Requirement:
Output every line of the material exactly, omitting images.

>>>

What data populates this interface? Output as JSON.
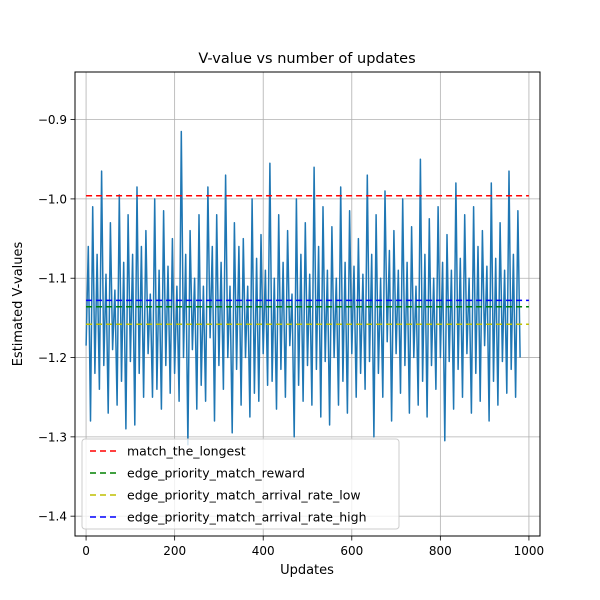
{
  "chart_data": {
    "type": "line",
    "title": "V-value vs number of updates",
    "xlabel": "Updates",
    "ylabel": "Estimated V-values",
    "xlim": [
      -25,
      1025
    ],
    "ylim": [
      -1.425,
      -0.84
    ],
    "xticks": [
      0,
      200,
      400,
      600,
      800,
      1000
    ],
    "xtick_labels": [
      "0",
      "200",
      "400",
      "600",
      "800",
      "1000"
    ],
    "yticks": [
      -1.4,
      -1.3,
      -1.2,
      -1.1,
      -1.0,
      -0.9
    ],
    "ytick_labels": [
      "−1.4",
      "−1.3",
      "−1.2",
      "−1.1",
      "−1.0",
      "−0.9"
    ],
    "grid": true,
    "legend_position": "lower-left",
    "series": [
      {
        "kind": "line",
        "color": "#1f77b4",
        "x_start": 0,
        "x_step": 5,
        "y": [
          -1.185,
          -1.06,
          -1.28,
          -1.01,
          -1.22,
          -1.07,
          -1.24,
          -0.965,
          -1.21,
          -1.095,
          -1.27,
          -1.03,
          -1.19,
          -1.115,
          -1.26,
          -0.995,
          -1.23,
          -1.08,
          -1.29,
          -1.02,
          -1.205,
          -1.07,
          -1.285,
          -0.985,
          -1.22,
          -1.06,
          -1.25,
          -1.04,
          -1.195,
          -1.12,
          -1.25,
          -1.0,
          -1.24,
          -1.09,
          -1.265,
          -1.015,
          -1.21,
          -1.085,
          -1.245,
          -1.05,
          -1.22,
          -1.11,
          -1.255,
          -0.915,
          -1.2,
          -1.07,
          -1.31,
          -1.04,
          -1.19,
          -1.1,
          -1.265,
          -1.02,
          -1.235,
          -1.11,
          -1.255,
          -0.985,
          -1.175,
          -1.06,
          -1.28,
          -1.02,
          -1.21,
          -1.08,
          -1.24,
          -0.97,
          -1.2,
          -1.11,
          -1.295,
          -1.03,
          -1.215,
          -1.06,
          -1.26,
          -1.05,
          -1.2,
          -1.11,
          -1.275,
          -1.0,
          -1.245,
          -1.075,
          -1.255,
          -1.045,
          -1.195,
          -1.09,
          -1.235,
          -0.955,
          -1.23,
          -1.1,
          -1.265,
          -1.02,
          -1.215,
          -1.08,
          -1.25,
          -1.04,
          -1.185,
          -1.12,
          -1.3,
          -1.0,
          -1.235,
          -1.07,
          -1.255,
          -1.03,
          -1.21,
          -1.095,
          -1.26,
          -0.96,
          -1.215,
          -1.06,
          -1.275,
          -1.01,
          -1.205,
          -1.09,
          -1.285,
          -1.035,
          -1.2,
          -1.1,
          -1.26,
          -0.985,
          -1.23,
          -1.08,
          -1.27,
          -1.015,
          -1.195,
          -1.085,
          -1.25,
          -1.05,
          -1.22,
          -1.095,
          -1.24,
          -0.97,
          -1.205,
          -1.07,
          -1.3,
          -1.02,
          -1.22,
          -1.1,
          -1.25,
          -0.99,
          -1.18,
          -1.065,
          -1.28,
          -1.04,
          -1.195,
          -1.09,
          -1.245,
          -1.0,
          -1.21,
          -1.08,
          -1.27,
          -1.035,
          -1.2,
          -1.11,
          -1.26,
          -0.95,
          -1.23,
          -1.07,
          -1.275,
          -1.025,
          -1.21,
          -1.1,
          -1.24,
          -1.01,
          -1.2,
          -1.08,
          -1.305,
          -1.045,
          -1.205,
          -1.09,
          -1.265,
          -0.98,
          -1.215,
          -1.075,
          -1.25,
          -1.02,
          -1.195,
          -1.1,
          -1.27,
          -1.01,
          -1.22,
          -1.06,
          -1.255,
          -1.04,
          -1.185,
          -1.085,
          -1.28,
          -0.98,
          -1.23,
          -1.075,
          -1.26,
          -1.03,
          -1.205,
          -1.09,
          -1.245,
          -0.965,
          -1.215,
          -1.07,
          -1.25,
          -1.015,
          -1.2
        ]
      }
    ],
    "reference_lines": [
      {
        "name": "match_the_longest",
        "y": -0.996,
        "color": "#ff0000",
        "style": "dashed"
      },
      {
        "name": "edge_priority_match_reward",
        "y": -1.136,
        "color": "#008000",
        "style": "dashed"
      },
      {
        "name": "edge_priority_match_arrival_rate_low",
        "y": -1.158,
        "color": "#bfbf00",
        "style": "dashed"
      },
      {
        "name": "edge_priority_match_arrival_rate_high",
        "y": -1.128,
        "color": "#0000ff",
        "style": "dashed"
      }
    ]
  }
}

<<<

Output of the task:
What data populates this interface? Output as JSON.
{
  "chart_data": {
    "type": "line",
    "title": "V-value vs number of updates",
    "xlabel": "Updates",
    "ylabel": "Estimated V-values",
    "xlim": [
      -25,
      1025
    ],
    "ylim": [
      -1.425,
      -0.84
    ],
    "xticks": [
      0,
      200,
      400,
      600,
      800,
      1000
    ],
    "xtick_labels": [
      "0",
      "200",
      "400",
      "600",
      "800",
      "1000"
    ],
    "yticks": [
      -1.4,
      -1.3,
      -1.2,
      -1.1,
      -1.0,
      -0.9
    ],
    "ytick_labels": [
      "−1.4",
      "−1.3",
      "−1.2",
      "−1.1",
      "−1.0",
      "−0.9"
    ],
    "grid": true,
    "legend_position": "lower-left",
    "series": [
      {
        "kind": "line",
        "color": "#1f77b4",
        "x_start": 0,
        "x_step": 5,
        "y": [
          -1.185,
          -1.06,
          -1.28,
          -1.01,
          -1.22,
          -1.07,
          -1.24,
          -0.965,
          -1.21,
          -1.095,
          -1.27,
          -1.03,
          -1.19,
          -1.115,
          -1.26,
          -0.995,
          -1.23,
          -1.08,
          -1.29,
          -1.02,
          -1.205,
          -1.07,
          -1.285,
          -0.985,
          -1.22,
          -1.06,
          -1.25,
          -1.04,
          -1.195,
          -1.12,
          -1.25,
          -1.0,
          -1.24,
          -1.09,
          -1.265,
          -1.015,
          -1.21,
          -1.085,
          -1.245,
          -1.05,
          -1.22,
          -1.11,
          -1.255,
          -0.915,
          -1.2,
          -1.07,
          -1.31,
          -1.04,
          -1.19,
          -1.1,
          -1.265,
          -1.02,
          -1.235,
          -1.11,
          -1.255,
          -0.985,
          -1.175,
          -1.06,
          -1.28,
          -1.02,
          -1.21,
          -1.08,
          -1.24,
          -0.97,
          -1.2,
          -1.11,
          -1.295,
          -1.03,
          -1.215,
          -1.06,
          -1.26,
          -1.05,
          -1.2,
          -1.11,
          -1.275,
          -1.0,
          -1.245,
          -1.075,
          -1.255,
          -1.045,
          -1.195,
          -1.09,
          -1.235,
          -0.955,
          -1.23,
          -1.1,
          -1.265,
          -1.02,
          -1.215,
          -1.08,
          -1.25,
          -1.04,
          -1.185,
          -1.12,
          -1.3,
          -1.0,
          -1.235,
          -1.07,
          -1.255,
          -1.03,
          -1.21,
          -1.095,
          -1.26,
          -0.96,
          -1.215,
          -1.06,
          -1.275,
          -1.01,
          -1.205,
          -1.09,
          -1.285,
          -1.035,
          -1.2,
          -1.1,
          -1.26,
          -0.985,
          -1.23,
          -1.08,
          -1.27,
          -1.015,
          -1.195,
          -1.085,
          -1.25,
          -1.05,
          -1.22,
          -1.095,
          -1.24,
          -0.97,
          -1.205,
          -1.07,
          -1.3,
          -1.02,
          -1.22,
          -1.1,
          -1.25,
          -0.99,
          -1.18,
          -1.065,
          -1.28,
          -1.04,
          -1.195,
          -1.09,
          -1.245,
          -1.0,
          -1.21,
          -1.08,
          -1.27,
          -1.035,
          -1.2,
          -1.11,
          -1.26,
          -0.95,
          -1.23,
          -1.07,
          -1.275,
          -1.025,
          -1.21,
          -1.1,
          -1.24,
          -1.01,
          -1.2,
          -1.08,
          -1.305,
          -1.045,
          -1.205,
          -1.09,
          -1.265,
          -0.98,
          -1.215,
          -1.075,
          -1.25,
          -1.02,
          -1.195,
          -1.1,
          -1.27,
          -1.01,
          -1.22,
          -1.06,
          -1.255,
          -1.04,
          -1.185,
          -1.085,
          -1.28,
          -0.98,
          -1.23,
          -1.075,
          -1.26,
          -1.03,
          -1.205,
          -1.09,
          -1.245,
          -0.965,
          -1.215,
          -1.07,
          -1.25,
          -1.015,
          -1.2
        ]
      }
    ],
    "reference_lines": [
      {
        "name": "match_the_longest",
        "y": -0.996,
        "color": "#ff0000",
        "style": "dashed"
      },
      {
        "name": "edge_priority_match_reward",
        "y": -1.136,
        "color": "#008000",
        "style": "dashed"
      },
      {
        "name": "edge_priority_match_arrival_rate_low",
        "y": -1.158,
        "color": "#bfbf00",
        "style": "dashed"
      },
      {
        "name": "edge_priority_match_arrival_rate_high",
        "y": -1.128,
        "color": "#0000ff",
        "style": "dashed"
      }
    ]
  }
}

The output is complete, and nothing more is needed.